■ The exercise
Show every line containing "craes" by copying it.

——————————

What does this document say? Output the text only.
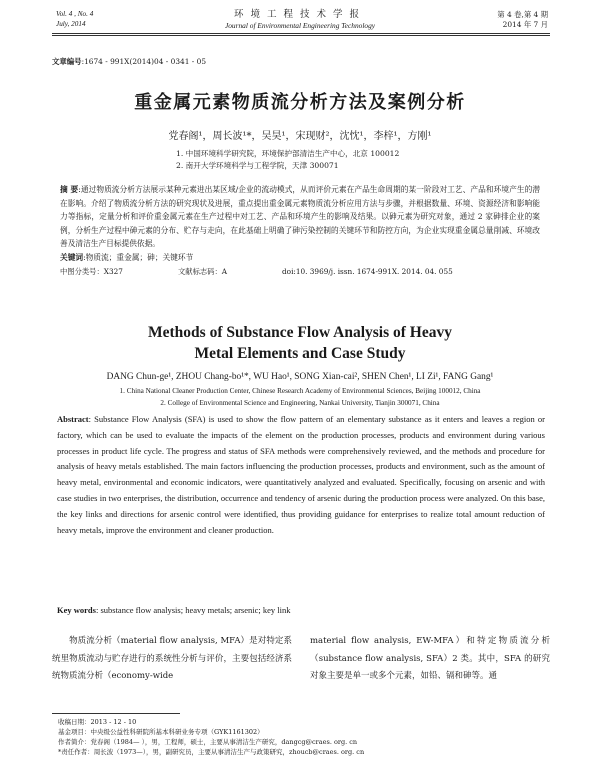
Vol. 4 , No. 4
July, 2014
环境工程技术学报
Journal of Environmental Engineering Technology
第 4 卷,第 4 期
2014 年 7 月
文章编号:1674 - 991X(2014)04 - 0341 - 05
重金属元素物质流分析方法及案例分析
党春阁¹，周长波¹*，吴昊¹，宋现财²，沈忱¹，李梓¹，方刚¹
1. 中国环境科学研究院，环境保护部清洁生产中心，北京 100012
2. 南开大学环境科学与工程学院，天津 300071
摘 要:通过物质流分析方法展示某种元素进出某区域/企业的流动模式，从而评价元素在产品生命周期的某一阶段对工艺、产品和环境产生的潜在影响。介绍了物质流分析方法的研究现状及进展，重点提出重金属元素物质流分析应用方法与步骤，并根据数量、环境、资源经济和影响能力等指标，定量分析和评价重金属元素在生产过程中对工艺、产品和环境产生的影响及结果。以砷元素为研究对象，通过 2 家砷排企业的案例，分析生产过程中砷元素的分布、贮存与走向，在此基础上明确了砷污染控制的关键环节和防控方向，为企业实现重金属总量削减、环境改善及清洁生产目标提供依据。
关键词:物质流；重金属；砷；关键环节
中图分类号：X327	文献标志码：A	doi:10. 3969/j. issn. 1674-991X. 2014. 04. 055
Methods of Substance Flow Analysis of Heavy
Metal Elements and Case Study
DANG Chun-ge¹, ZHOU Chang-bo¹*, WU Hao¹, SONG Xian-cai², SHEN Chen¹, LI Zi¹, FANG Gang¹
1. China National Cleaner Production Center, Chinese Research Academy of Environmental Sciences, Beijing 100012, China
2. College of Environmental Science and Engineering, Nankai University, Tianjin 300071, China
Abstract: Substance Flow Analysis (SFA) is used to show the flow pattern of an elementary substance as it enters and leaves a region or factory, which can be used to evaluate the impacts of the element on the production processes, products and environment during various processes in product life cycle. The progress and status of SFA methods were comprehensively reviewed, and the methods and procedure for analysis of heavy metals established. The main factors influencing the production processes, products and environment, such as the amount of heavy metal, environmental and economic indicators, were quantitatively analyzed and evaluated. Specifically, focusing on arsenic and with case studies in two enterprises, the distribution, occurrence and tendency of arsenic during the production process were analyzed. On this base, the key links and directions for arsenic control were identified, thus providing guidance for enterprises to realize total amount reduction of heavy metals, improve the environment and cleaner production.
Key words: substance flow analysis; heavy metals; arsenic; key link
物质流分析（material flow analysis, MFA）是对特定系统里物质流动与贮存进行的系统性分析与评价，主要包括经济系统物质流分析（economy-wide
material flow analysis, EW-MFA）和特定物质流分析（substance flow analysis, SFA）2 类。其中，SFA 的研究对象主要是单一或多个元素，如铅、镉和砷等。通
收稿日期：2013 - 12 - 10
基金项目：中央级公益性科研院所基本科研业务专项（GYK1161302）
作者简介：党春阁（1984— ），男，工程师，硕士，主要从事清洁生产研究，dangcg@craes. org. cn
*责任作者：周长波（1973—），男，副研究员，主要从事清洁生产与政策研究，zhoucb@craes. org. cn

——————————

■ Final result
作者简介：党春阁（1984— ），男，工程师，硕士，主要从事清洁生产研究，dangcg@craes. org. cn
*责任作者：周长波（1973—），男，副研究员，主要从事清洁生产与政策研究，zhoucb@craes. org. cn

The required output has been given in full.